(Visual layout records)
** Start **
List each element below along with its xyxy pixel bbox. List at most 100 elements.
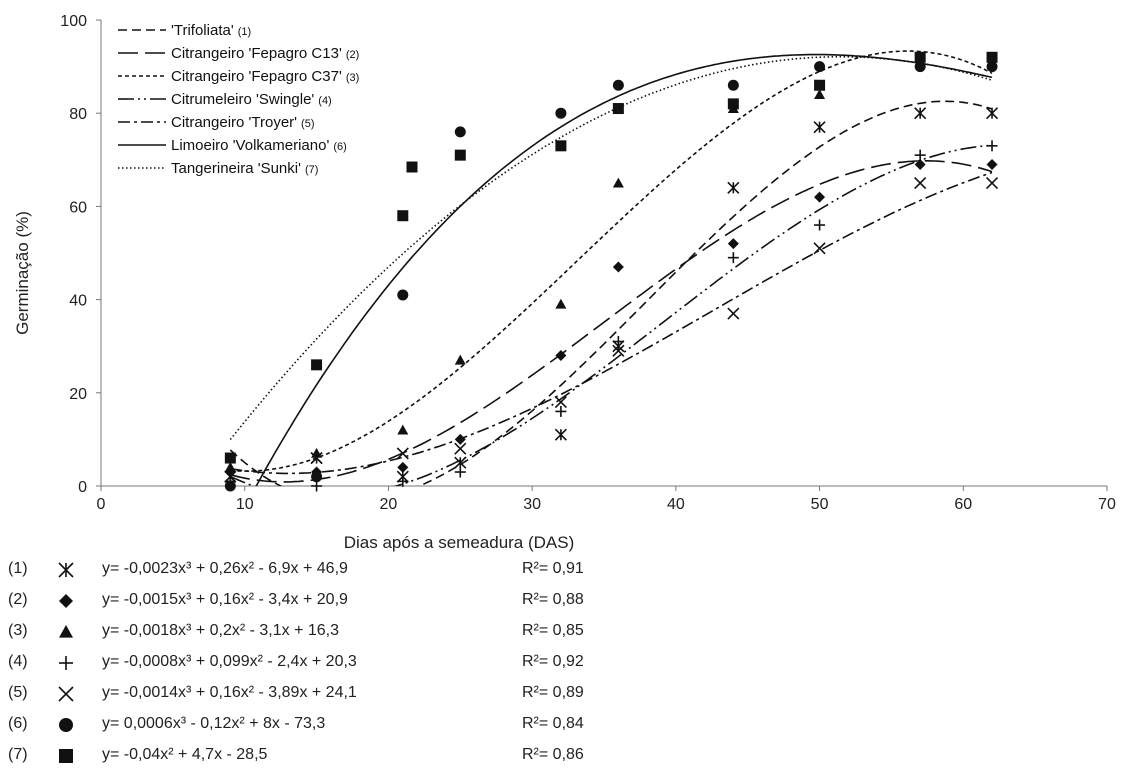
equation-marker-4 (59, 656, 73, 670)
x-tick-label: 30 (523, 496, 541, 513)
data-point-s3 (555, 298, 567, 309)
data-point-s2-shape (727, 238, 739, 250)
equation-text: y= -0,0014x³ + 0,16x² - 3,89x + 24,1 (102, 684, 357, 701)
equation-marker-1 (58, 562, 74, 578)
data-point-s7-shape (814, 79, 826, 91)
data-point-s5 (813, 242, 826, 255)
data-point-s4 (555, 405, 567, 417)
equation-marker-icon (59, 656, 73, 670)
data-point-s6 (612, 79, 624, 91)
data-point-s3 (454, 354, 466, 365)
equation-number: (5) (8, 684, 28, 701)
data-point-s3 (224, 461, 236, 472)
data-point-s5 (914, 177, 927, 190)
equation-row: (3) y= -0,0018x³ + 0,2x² - 3,1x + 16,3 R²=… (0, 618, 1123, 646)
equation-row: (6) y= 0,0006x³ - 0,12x² + 8x - 73,3 R²= 0… (0, 711, 1123, 739)
y-tick-label: 20 (69, 386, 87, 403)
data-point-s7 (914, 51, 926, 63)
data-point-s4 (727, 252, 739, 264)
legend-label-7: Tangerineira 'Sunki' (7) (171, 160, 318, 177)
legend-num-2: (2) (346, 49, 359, 61)
data-point-s5-b (310, 451, 323, 465)
data-point-s5 (985, 177, 999, 190)
legend-label-6: Limoeiro 'Volkameriano' (6) (171, 137, 347, 154)
equation-number: (1) (8, 560, 28, 577)
legend-num-1: (1) (238, 26, 251, 38)
equation-marker-5 (58, 686, 74, 702)
x-tick-label: 50 (811, 496, 829, 513)
equation-row: (5) y= -0,0014x³ + 0,16x² - 3,89x + 24,1 R… (0, 680, 1123, 708)
fit-curves (229, 50, 993, 486)
data-point-s6-shape (612, 79, 624, 91)
data-point-s6 (814, 61, 826, 73)
data-point-s3-shape (311, 447, 323, 458)
fit-curve-series-4 (229, 144, 993, 486)
x-axis-title: Dias após a semeadura (DAS) (344, 533, 575, 552)
y-tick-label: 0 (78, 479, 87, 496)
data-point-s7 (224, 452, 236, 464)
legend-label-4: Citrumeleiro 'Swingle' (4) (171, 91, 332, 108)
r2-value: R²= 0,86 (522, 746, 584, 763)
data-point-s1 (985, 107, 999, 120)
equation-marker-6-shape (59, 718, 73, 732)
equation-text: y= -0,0008x³ + 0,099x² - 2,4x + 20,3 (102, 653, 357, 670)
data-point-s2 (814, 191, 826, 203)
legend: 'Trifoliata' (1) Citrangeiro 'Fepagro C13'… (118, 22, 418, 177)
data-point-s6-shape (814, 61, 826, 73)
data-point-s6 (986, 61, 998, 73)
data-point-s7 (727, 98, 739, 110)
y-tick-label: 80 (69, 106, 87, 123)
legend-label-3: Citrangeiro 'Fepagro C37' (3) (171, 68, 359, 85)
data-point-s7-shape (612, 103, 624, 115)
equation-marker-icon (58, 686, 74, 702)
equation-marker-3 (59, 625, 73, 638)
data-point-s6 (727, 79, 739, 91)
x-tick-label: 40 (667, 496, 685, 513)
legend-num-5: (5) (301, 118, 314, 130)
equation-text: y= -0,0023x³ + 0,26x² - 6,9x + 46,9 (102, 560, 348, 577)
data-point-s3 (814, 89, 826, 99)
data-point-s1 (554, 428, 567, 441)
legend-label-5: Citrangeiro 'Troyer' (5) (171, 114, 315, 131)
data-point-s6-shape (311, 471, 323, 483)
legend-label-2: Citrangeiro 'Fepagro C13' (2) (171, 45, 359, 62)
r2-value: R²= 0,85 (522, 622, 584, 639)
data-point-s6-shape (727, 79, 739, 91)
equation-marker-icon (59, 718, 73, 732)
fit-curve-series-1 (229, 100, 993, 486)
equation-text: y= -0,0015x³ + 0,16x² - 3,4x + 20,9 (102, 591, 348, 608)
data-point-s3 (311, 447, 323, 458)
y-tick-label: 60 (69, 199, 87, 216)
equation-text: y= -0,04x² + 4,7x - 28,5 (102, 746, 268, 763)
legend-label-1: 'Trifoliata' (1) (171, 22, 251, 39)
data-point-s7 (986, 51, 998, 63)
data-point-s3-shape (612, 177, 624, 188)
equation-row: (2) y= -0,0015x³ + 0,16x² - 3,4x + 20,9 R²… (0, 587, 1123, 615)
data-point-s7 (555, 140, 567, 152)
data-point-s7-shape (397, 210, 409, 222)
data-point-s6 (914, 61, 926, 73)
data-point-s5 (454, 442, 467, 455)
data-point-s3-shape (397, 424, 409, 435)
data-point-s2 (555, 350, 567, 362)
equation-row: (4) y= -0,0008x³ + 0,099x² - 2,4x + 20,3 R… (0, 649, 1123, 677)
data-point-s6 (555, 107, 567, 119)
data-point-s3-shape (224, 461, 236, 472)
fit-curve-series-5 (230, 171, 993, 475)
fit-curve-series-6 (255, 53, 993, 486)
data-point-s5-b (813, 242, 826, 255)
x-tick-label: 0 (97, 496, 106, 513)
data-point-s6-shape (986, 61, 998, 73)
data-point-s5-b (224, 470, 237, 483)
equation-marker-icon (58, 562, 74, 578)
data-point-s7-shape (311, 359, 323, 371)
data-point-s5 (224, 470, 237, 483)
equation-marker-3-shape (59, 625, 73, 638)
data-point-s2 (397, 461, 409, 473)
data-point-s3-shape (814, 89, 826, 99)
x-tick-label: 70 (1098, 496, 1116, 513)
data-point-s7-shape (727, 98, 739, 110)
data-point-s1 (727, 181, 740, 194)
equation-text: y= -0,0018x³ + 0,2x² - 3,1x + 16,3 (102, 622, 340, 639)
equation-marker-7 (59, 749, 73, 763)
** End **
## [Instructions to follow]
Pick out every line above that contains the string "Fepagro" and copy each one in full.

## [Solution]
legend: 'Trifoliata' (1) Citrangeiro 'Fepagro C13'… (118, 22, 418, 177)
legend-label-3: Citrangeiro 'Fepagro C37' (3) (171, 68, 359, 85)
legend-label-2: Citrangeiro 'Fepagro C13' (2) (171, 45, 359, 62)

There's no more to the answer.